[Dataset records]
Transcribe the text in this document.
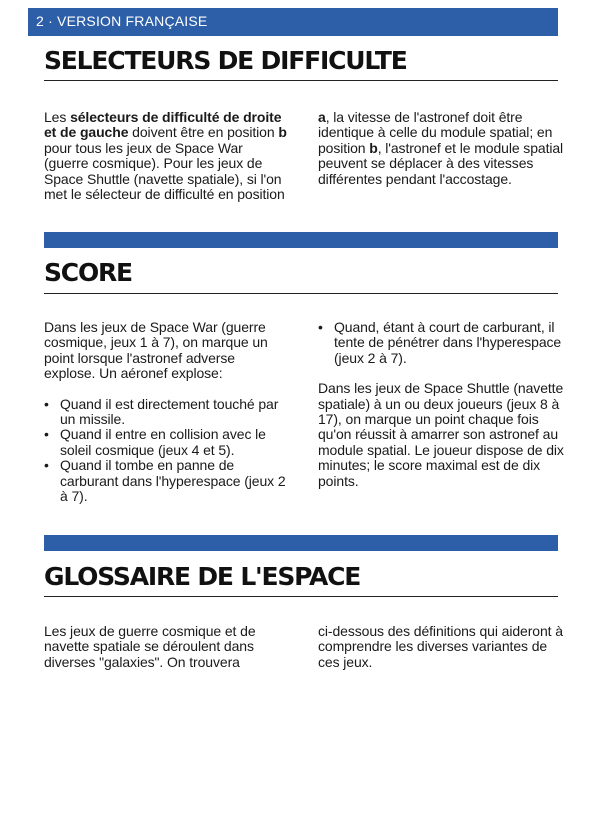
2 · VERSION FRANÇAISE
SELECTEURS DE DIFFICULTE

Les sélecteurs de difficulté de droite et de gauche doivent être en position b pour tous les jeux de Space War (guerre cosmique). Pour les jeux de Space Shuttle (navette spatiale), si l'on met le sélecteur de difficulté en position

a, la vitesse de l'astronef doit être identique à celle du module spatial; en position b, l'astronef et le module spatial peuvent se déplacer à des vitesses différentes pendant l'accostage.

SCORE

Dans les jeux de Space War (guerre cosmique, jeux 1 à 7), on marque un point lorsque l'astronef adverse explose. Un aéronef explose:

• Quand il est directement touché par un missile.
• Quand il entre en collision avec le soleil cosmique (jeux 4 et 5).
• Quand il tombe en panne de carburant dans l'hyperespace (jeux 2 à 7).
• Quand, étant à court de carburant, il tente de pénétrer dans l'hyperespace (jeux 2 à 7).

Dans les jeux de Space Shuttle (navette spatiale) à un ou deux joueurs (jeux 8 à 17), on marque un point chaque fois qu'on réussit à amarrer son astronef au module spatial. Le joueur dispose de dix minutes; le score maximal est de dix points.

GLOSSAIRE DE L'ESPACE

Les jeux de guerre cosmique et de navette spatiale se déroulent dans diverses "galaxies". On trouvera

ci-dessous des définitions qui aideront à comprendre les diverses variantes de ces jeux.
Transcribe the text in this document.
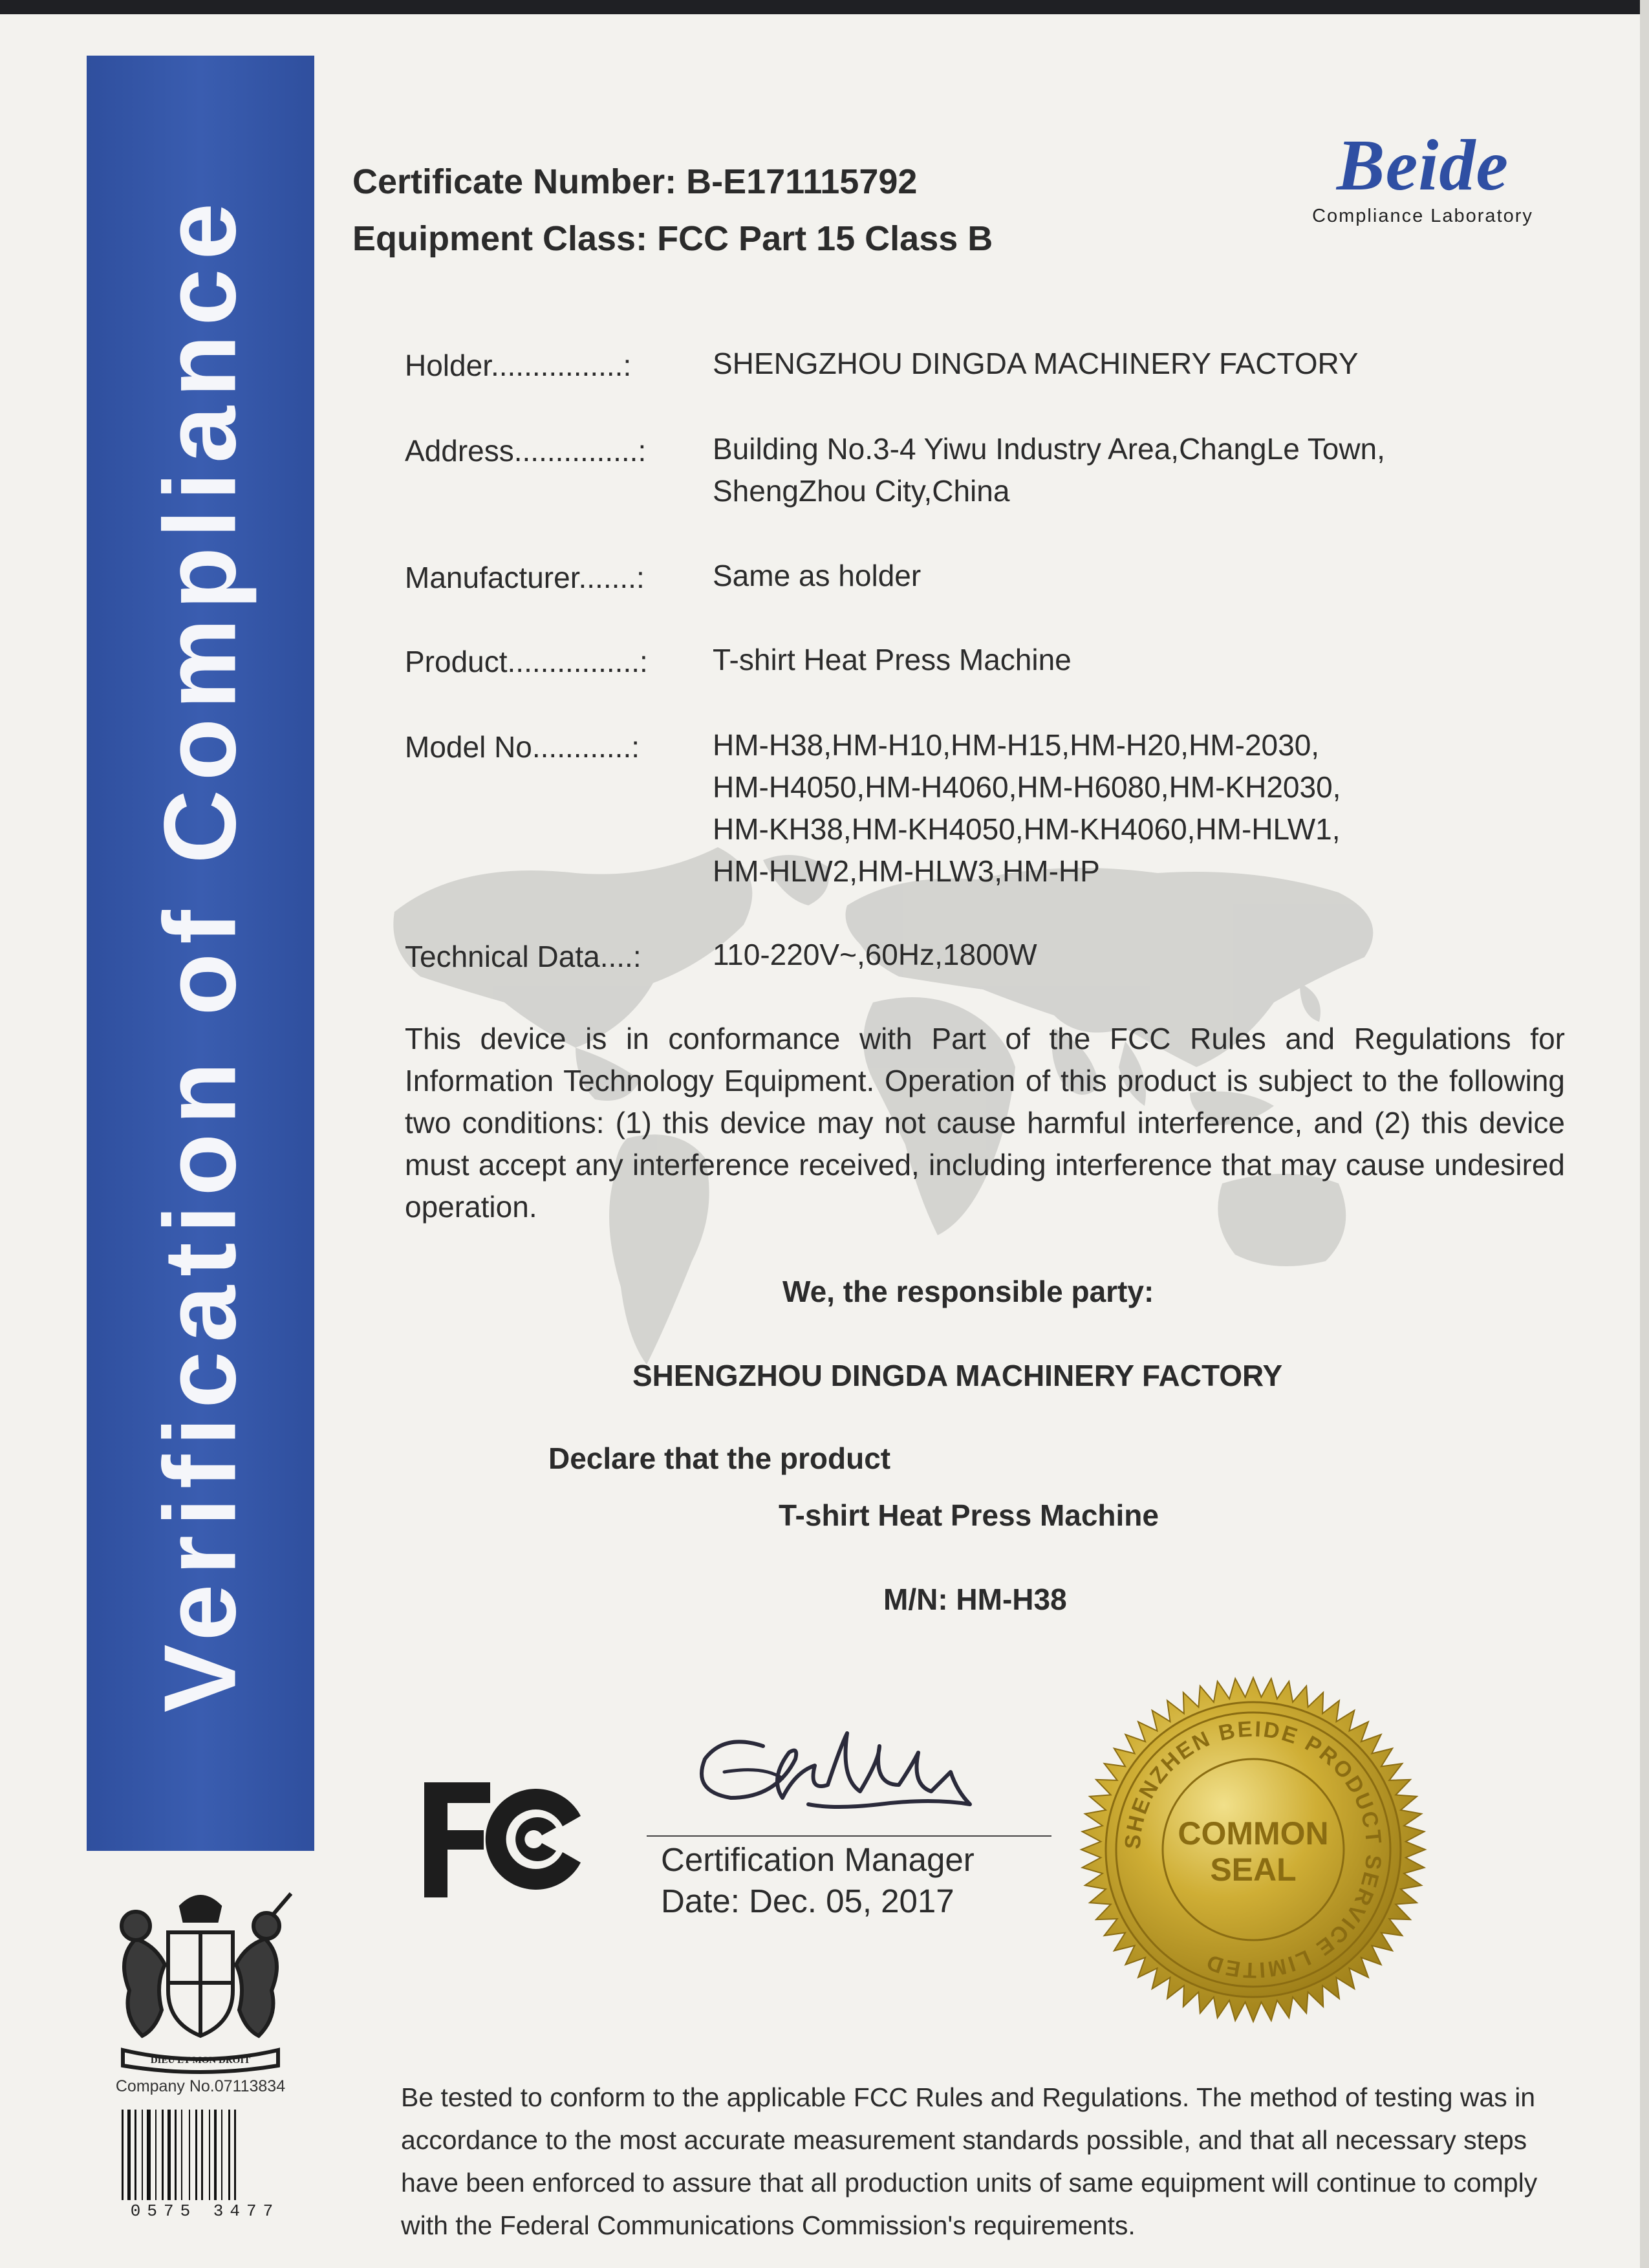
Verification of Compliance
Certificate Number: B-E171115792
Equipment Class: FCC Part 15 Class B
Beide
Compliance Laboratory
Holder................:	SHENGZHOU DINGDA MACHINERY FACTORY
Address...............: Building No.3-4 Yiwu Industry Area,ChangLe Town,
ShengZhou City,China
Manufacturer.......: Same as holder
Product................: T-shirt Heat Press Machine
Model No............: HM-H38,HM-H10,HM-H15,HM-H20,HM-2030,
HM-H4050,HM-H4060,HM-H6080,HM-KH2030,
HM-KH38,HM-KH4050,HM-KH4060,HM-HLW1,
HM-HLW2,HM-HLW3,HM-HP
Technical Data....: 110-220V~,60Hz,1800W
This device is in conformance with Part of the FCC Rules and Regulations for Information Technology Equipment. Operation of this product is subject to the following two conditions: (1) this device may not cause harmful interference, and (2) this device must accept any interference received, including interference that may cause undesired operation.
We, the responsible party:
SHENGZHOU DINGDA MACHINERY FACTORY
Declare that the product
T-shirt Heat Press Machine
M/N: HM-H38
Certification Manager
Date: Dec. 05, 2017
SHENZHEN BEIDE PRODUCT SERVICE LIMITED
COMMON
SEAL
DIEU ET MON DROIT
Company No.07113834
0575 3477
Be tested to conform to the applicable FCC Rules and Regulations. The method of testing was in accordance to the most accurate measurement standards possible, and that all necessary steps have been enforced to assure that all production units of same equipment will continue to comply with the Federal Communications Commission's requirements.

• _GIVEN INSTRUCTION_: With the pictures omitted, reproduce the records in full and exactly.

• _WORKED ANSWER_:
Transcribe the text in this document.
2 · VERSION FRANÇAISE
SELECTEURS DE DIFFICULTE

Les sélecteurs de difficulté de droite et de gauche doivent être en position b pour tous les jeux de Space War (guerre cosmique). Pour les jeux de Space Shuttle (navette spatiale), si l'on met le sélecteur de difficulté en position

a, la vitesse de l'astronef doit être identique à celle du module spatial; en position b, l'astronef et le module spatial peuvent se déplacer à des vitesses différentes pendant l'accostage.

SCORE

Dans les jeux de Space War (guerre cosmique, jeux 1 à 7), on marque un point lorsque l'astronef adverse explose. Un aéronef explose:

• Quand il est directement touché par un missile.
• Quand il entre en collision avec le soleil cosmique (jeux 4 et 5).
• Quand il tombe en panne de carburant dans l'hyperespace (jeux 2 à 7).
• Quand, étant à court de carburant, il tente de pénétrer dans l'hyperespace (jeux 2 à 7).

Dans les jeux de Space Shuttle (navette spatiale) à un ou deux joueurs (jeux 8 à 17), on marque un point chaque fois qu'on réussit à amarrer son astronef au module spatial. Le joueur dispose de dix minutes; le score maximal est de dix points.

GLOSSAIRE DE L'ESPACE

Les jeux de guerre cosmique et de navette spatiale se déroulent dans diverses "galaxies". On trouvera

ci-dessous des définitions qui aideront à comprendre les diverses variantes de ces jeux.
Transcribe the text in this document.
Verification of Compliance
Certificate Number: B-E171115792
Equipment Class: FCC Part 15 Class B
Beide
Compliance Laboratory
Holder................:	SHENGZHOU DINGDA MACHINERY FACTORY
Address...............: Building No.3-4 Yiwu Industry Area,ChangLe Town,
ShengZhou City,China
Manufacturer.......: Same as holder
Product................: T-shirt Heat Press Machine
Model No............: HM-H38,HM-H10,HM-H15,HM-H20,HM-2030,
HM-H4050,HM-H4060,HM-H6080,HM-KH2030,
HM-KH38,HM-KH4050,HM-KH4060,HM-HLW1,
HM-HLW2,HM-HLW3,HM-HP
Technical Data....: 110-220V~,60Hz,1800W
This device is in conformance with Part of the FCC Rules and Regulations for Information Technology Equipment. Operation of this product is subject to the following two conditions: (1) this device may not cause harmful interference, and (2) this device must accept any interference received, including interference that may cause undesired operation.
We, the responsible party:
SHENGZHOU DINGDA MACHINERY FACTORY
Declare that the product
T-shirt Heat Press Machine
M/N: HM-H38
Certification Manager
Date: Dec. 05, 2017
SHENZHEN BEIDE PRODUCT SERVICE LIMITED
COMMON
SEAL
DIEU ET MON DROIT
Company No.07113834
0575 3477
Be tested to conform to the applicable FCC Rules and Regulations. The method of testing was in accordance to the most accurate measurement standards possible, and that all necessary steps have been enforced to assure that all production units of same equipment will continue to comply with the Federal Communications Commission's requirements.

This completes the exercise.